> Stated exercise:
All of the material below is to be repeated exactly.

> Input data:

..........

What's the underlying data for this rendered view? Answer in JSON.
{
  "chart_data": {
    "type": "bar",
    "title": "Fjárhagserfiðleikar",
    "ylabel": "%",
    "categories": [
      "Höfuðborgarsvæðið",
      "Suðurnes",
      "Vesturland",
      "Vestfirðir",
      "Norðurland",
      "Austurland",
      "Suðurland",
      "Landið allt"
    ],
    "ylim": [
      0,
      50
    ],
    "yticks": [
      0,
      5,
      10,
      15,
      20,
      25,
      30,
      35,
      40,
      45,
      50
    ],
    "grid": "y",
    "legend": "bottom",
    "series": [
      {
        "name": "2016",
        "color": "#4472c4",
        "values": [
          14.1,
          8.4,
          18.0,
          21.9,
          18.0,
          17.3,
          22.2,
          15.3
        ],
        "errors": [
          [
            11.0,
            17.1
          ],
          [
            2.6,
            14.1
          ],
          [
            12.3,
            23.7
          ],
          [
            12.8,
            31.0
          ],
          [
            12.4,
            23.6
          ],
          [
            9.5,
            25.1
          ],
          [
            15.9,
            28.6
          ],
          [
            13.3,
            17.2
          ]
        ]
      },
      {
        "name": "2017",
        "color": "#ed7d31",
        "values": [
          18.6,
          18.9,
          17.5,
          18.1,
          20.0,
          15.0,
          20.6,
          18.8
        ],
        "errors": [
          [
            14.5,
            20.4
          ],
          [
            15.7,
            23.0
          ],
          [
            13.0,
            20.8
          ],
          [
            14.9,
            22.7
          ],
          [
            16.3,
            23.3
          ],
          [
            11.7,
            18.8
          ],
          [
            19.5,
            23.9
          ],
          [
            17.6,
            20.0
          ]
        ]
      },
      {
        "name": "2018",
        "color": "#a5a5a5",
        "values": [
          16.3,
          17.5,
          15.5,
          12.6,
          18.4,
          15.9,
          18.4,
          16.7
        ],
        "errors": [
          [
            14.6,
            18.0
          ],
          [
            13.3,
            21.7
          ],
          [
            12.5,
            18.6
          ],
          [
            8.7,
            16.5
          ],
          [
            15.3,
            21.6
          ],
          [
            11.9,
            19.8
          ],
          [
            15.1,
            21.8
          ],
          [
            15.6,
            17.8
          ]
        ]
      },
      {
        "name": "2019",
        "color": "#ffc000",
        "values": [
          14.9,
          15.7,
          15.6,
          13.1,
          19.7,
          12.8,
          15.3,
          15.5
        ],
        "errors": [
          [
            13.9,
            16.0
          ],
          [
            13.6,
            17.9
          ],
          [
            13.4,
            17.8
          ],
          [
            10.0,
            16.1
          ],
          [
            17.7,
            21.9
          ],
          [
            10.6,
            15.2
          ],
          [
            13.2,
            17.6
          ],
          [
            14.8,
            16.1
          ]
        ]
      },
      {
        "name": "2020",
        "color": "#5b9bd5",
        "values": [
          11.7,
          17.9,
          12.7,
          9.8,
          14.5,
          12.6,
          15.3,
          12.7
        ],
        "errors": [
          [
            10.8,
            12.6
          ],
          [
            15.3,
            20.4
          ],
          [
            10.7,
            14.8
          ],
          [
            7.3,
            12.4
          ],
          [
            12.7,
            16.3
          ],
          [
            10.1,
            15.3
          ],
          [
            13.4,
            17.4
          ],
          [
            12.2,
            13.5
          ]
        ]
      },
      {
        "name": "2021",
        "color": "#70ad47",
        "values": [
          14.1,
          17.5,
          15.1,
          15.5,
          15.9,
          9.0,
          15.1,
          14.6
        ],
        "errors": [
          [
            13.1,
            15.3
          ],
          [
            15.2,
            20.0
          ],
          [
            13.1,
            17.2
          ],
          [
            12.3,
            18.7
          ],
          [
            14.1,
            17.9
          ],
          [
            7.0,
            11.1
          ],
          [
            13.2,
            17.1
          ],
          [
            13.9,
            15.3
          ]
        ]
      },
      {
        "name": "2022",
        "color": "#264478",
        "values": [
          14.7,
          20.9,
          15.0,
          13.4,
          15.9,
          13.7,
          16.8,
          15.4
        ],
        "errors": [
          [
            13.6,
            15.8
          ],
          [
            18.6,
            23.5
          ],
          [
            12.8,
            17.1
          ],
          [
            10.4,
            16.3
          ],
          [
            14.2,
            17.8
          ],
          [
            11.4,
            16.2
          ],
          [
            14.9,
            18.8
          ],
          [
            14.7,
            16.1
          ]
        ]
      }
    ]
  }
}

..........

> The reply:
What's the underlying data for this rendered view? Answer in JSON.
{
  "chart_data": {
    "type": "bar",
    "title": "Fjárhagserfiðleikar",
    "ylabel": "%",
    "categories": [
      "Höfuðborgarsvæðið",
      "Suðurnes",
      "Vesturland",
      "Vestfirðir",
      "Norðurland",
      "Austurland",
      "Suðurland",
      "Landið allt"
    ],
    "ylim": [
      0,
      50
    ],
    "yticks": [
      0,
      5,
      10,
      15,
      20,
      25,
      30,
      35,
      40,
      45,
      50
    ],
    "grid": "y",
    "legend": "bottom",
    "series": [
      {
        "name": "2016",
        "color": "#4472c4",
        "values": [
          14.1,
          8.4,
          18.0,
          21.9,
          18.0,
          17.3,
          22.2,
          15.3
        ],
        "errors": [
          [
            11.0,
            17.1
          ],
          [
            2.6,
            14.1
          ],
          [
            12.3,
            23.7
          ],
          [
            12.8,
            31.0
          ],
          [
            12.4,
            23.6
          ],
          [
            9.5,
            25.1
          ],
          [
            15.9,
            28.6
          ],
          [
            13.3,
            17.2
          ]
        ]
      },
      {
        "name": "2017",
        "color": "#ed7d31",
        "values": [
          18.6,
          18.9,
          17.5,
          18.1,
          20.0,
          15.0,
          20.6,
          18.8
        ],
        "errors": [
          [
            14.5,
            20.4
          ],
          [
            15.7,
            23.0
          ],
          [
            13.0,
            20.8
          ],
          [
            14.9,
            22.7
          ],
          [
            16.3,
            23.3
          ],
          [
            11.7,
            18.8
          ],
          [
            19.5,
            23.9
          ],
          [
            17.6,
            20.0
          ]
        ]
      },
      {
        "name": "2018",
        "color": "#a5a5a5",
        "values": [
          16.3,
          17.5,
          15.5,
          12.6,
          18.4,
          15.9,
          18.4,
          16.7
        ],
        "errors": [
          [
            14.6,
            18.0
          ],
          [
            13.3,
            21.7
          ],
          [
            12.5,
            18.6
          ],
          [
            8.7,
            16.5
          ],
          [
            15.3,
            21.6
          ],
          [
            11.9,
            19.8
          ],
          [
            15.1,
            21.8
          ],
          [
            15.6,
            17.8
          ]
        ]
      },
      {
        "name": "2019",
        "color": "#ffc000",
        "values": [
          14.9,
          15.7,
          15.6,
          13.1,
          19.7,
          12.8,
          15.3,
          15.5
        ],
        "errors": [
          [
            13.9,
            16.0
          ],
          [
            13.6,
            17.9
          ],
          [
            13.4,
            17.8
          ],
          [
            10.0,
            16.1
          ],
          [
            17.7,
            21.9
          ],
          [
            10.6,
            15.2
          ],
          [
            13.2,
            17.6
          ],
          [
            14.8,
            16.1
          ]
        ]
      },
      {
        "name": "2020",
        "color": "#5b9bd5",
        "values": [
          11.7,
          17.9,
          12.7,
          9.8,
          14.5,
          12.6,
          15.3,
          12.7
        ],
        "errors": [
          [
            10.8,
            12.6
          ],
          [
            15.3,
            20.4
          ],
          [
            10.7,
            14.8
          ],
          [
            7.3,
            12.4
          ],
          [
            12.7,
            16.3
          ],
          [
            10.1,
            15.3
          ],
          [
            13.4,
            17.4
          ],
          [
            12.2,
            13.5
          ]
        ]
      },
      {
        "name": "2021",
        "color": "#70ad47",
        "values": [
          14.1,
          17.5,
          15.1,
          15.5,
          15.9,
          9.0,
          15.1,
          14.6
        ],
        "errors": [
          [
            13.1,
            15.3
          ],
          [
            15.2,
            20.0
          ],
          [
            13.1,
            17.2
          ],
          [
            12.3,
            18.7
          ],
          [
            14.1,
            17.9
          ],
          [
            7.0,
            11.1
          ],
          [
            13.2,
            17.1
          ],
          [
            13.9,
            15.3
          ]
        ]
      },
      {
        "name": "2022",
        "color": "#264478",
        "values": [
          14.7,
          20.9,
          15.0,
          13.4,
          15.9,
          13.7,
          16.8,
          15.4
        ],
        "errors": [
          [
            13.6,
            15.8
          ],
          [
            18.6,
            23.5
          ],
          [
            12.8,
            17.1
          ],
          [
            10.4,
            16.3
          ],
          [
            14.2,
            17.8
          ],
          [
            11.4,
            16.2
          ],
          [
            14.9,
            18.8
          ],
          [
            14.7,
            16.1
          ]
        ]
      }
    ]
  }
}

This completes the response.